━━━━━ Excerpted data

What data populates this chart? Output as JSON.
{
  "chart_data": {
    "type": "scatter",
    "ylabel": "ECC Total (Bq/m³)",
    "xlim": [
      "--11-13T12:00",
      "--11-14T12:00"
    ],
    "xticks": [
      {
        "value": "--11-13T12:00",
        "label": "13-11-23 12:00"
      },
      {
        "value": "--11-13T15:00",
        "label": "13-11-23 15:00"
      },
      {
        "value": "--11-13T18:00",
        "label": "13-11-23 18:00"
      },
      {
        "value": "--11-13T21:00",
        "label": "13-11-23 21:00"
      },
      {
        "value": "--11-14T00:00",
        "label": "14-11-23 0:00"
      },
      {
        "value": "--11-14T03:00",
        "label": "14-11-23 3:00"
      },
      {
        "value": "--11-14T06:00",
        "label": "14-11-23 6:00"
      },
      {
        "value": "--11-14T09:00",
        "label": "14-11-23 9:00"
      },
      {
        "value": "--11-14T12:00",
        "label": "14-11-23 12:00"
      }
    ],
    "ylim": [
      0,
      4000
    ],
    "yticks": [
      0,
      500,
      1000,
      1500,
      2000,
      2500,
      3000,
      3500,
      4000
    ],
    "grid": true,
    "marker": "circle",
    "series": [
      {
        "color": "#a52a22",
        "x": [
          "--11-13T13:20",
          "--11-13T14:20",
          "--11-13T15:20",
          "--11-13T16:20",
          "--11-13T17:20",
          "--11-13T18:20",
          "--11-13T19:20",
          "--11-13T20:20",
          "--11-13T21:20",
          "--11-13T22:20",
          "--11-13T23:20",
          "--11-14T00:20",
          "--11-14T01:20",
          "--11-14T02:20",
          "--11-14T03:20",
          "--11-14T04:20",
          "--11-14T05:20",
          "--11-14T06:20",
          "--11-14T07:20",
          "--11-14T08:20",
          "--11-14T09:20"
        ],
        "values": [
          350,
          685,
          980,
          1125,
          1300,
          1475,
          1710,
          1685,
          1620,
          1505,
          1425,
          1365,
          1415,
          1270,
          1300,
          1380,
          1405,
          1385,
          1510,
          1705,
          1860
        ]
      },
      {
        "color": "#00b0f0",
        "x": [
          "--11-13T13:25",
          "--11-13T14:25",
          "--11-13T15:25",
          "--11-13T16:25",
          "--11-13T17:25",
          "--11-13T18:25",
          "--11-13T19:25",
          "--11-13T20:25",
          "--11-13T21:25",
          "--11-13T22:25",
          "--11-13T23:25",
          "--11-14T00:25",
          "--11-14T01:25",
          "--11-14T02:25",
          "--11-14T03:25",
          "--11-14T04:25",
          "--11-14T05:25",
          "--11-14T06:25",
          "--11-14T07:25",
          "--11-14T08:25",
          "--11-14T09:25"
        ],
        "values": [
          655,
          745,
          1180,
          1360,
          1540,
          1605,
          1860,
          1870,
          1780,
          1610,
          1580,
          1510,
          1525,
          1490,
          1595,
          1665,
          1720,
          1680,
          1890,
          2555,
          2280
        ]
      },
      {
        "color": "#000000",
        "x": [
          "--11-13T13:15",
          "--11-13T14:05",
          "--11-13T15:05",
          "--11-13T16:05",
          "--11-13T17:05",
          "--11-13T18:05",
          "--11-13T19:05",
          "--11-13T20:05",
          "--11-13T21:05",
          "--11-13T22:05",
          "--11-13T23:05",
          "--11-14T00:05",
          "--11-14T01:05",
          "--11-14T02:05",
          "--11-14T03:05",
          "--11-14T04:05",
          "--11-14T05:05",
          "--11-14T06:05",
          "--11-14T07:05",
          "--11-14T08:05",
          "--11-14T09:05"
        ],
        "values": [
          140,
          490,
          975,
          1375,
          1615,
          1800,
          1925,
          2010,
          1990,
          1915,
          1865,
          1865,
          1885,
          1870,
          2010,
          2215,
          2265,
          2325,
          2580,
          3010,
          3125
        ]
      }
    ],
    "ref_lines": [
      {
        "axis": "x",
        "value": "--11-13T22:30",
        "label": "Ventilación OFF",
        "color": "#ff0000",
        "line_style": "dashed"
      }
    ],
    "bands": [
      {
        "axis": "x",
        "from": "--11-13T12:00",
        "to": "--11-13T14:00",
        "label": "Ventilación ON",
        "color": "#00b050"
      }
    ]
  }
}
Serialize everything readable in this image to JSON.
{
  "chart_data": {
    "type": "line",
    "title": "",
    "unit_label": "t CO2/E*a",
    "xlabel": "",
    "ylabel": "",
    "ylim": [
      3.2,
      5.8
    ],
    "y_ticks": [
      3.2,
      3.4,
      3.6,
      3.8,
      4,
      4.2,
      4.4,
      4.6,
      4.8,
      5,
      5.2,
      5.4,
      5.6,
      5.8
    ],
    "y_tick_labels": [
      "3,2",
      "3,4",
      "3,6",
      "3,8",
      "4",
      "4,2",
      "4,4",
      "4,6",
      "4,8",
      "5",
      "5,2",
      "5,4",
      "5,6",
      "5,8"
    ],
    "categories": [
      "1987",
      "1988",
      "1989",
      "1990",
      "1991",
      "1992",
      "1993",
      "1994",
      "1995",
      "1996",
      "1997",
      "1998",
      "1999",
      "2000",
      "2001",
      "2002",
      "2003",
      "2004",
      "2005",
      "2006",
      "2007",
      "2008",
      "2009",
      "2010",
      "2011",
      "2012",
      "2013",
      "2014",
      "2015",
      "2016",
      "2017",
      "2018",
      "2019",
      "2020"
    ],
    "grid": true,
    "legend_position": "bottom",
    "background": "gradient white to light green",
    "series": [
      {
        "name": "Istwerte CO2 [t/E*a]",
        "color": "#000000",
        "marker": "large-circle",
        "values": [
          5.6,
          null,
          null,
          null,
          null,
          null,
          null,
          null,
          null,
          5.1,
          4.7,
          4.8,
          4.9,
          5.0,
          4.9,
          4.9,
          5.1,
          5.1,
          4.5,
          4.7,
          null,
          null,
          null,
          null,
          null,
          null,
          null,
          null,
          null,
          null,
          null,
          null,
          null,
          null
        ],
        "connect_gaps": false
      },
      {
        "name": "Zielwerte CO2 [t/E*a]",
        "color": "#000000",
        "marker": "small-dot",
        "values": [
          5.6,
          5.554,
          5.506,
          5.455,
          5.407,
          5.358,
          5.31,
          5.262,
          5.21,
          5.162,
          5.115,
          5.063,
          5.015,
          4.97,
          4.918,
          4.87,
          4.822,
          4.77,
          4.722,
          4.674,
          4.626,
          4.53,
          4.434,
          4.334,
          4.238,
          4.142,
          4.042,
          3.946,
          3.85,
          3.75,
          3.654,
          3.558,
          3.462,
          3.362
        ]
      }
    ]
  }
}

━━━━━━━━━━

* **Request**:
How many lines in the listing above contain the string "JSON"? Answer with the number only.

* **Task answer**:
2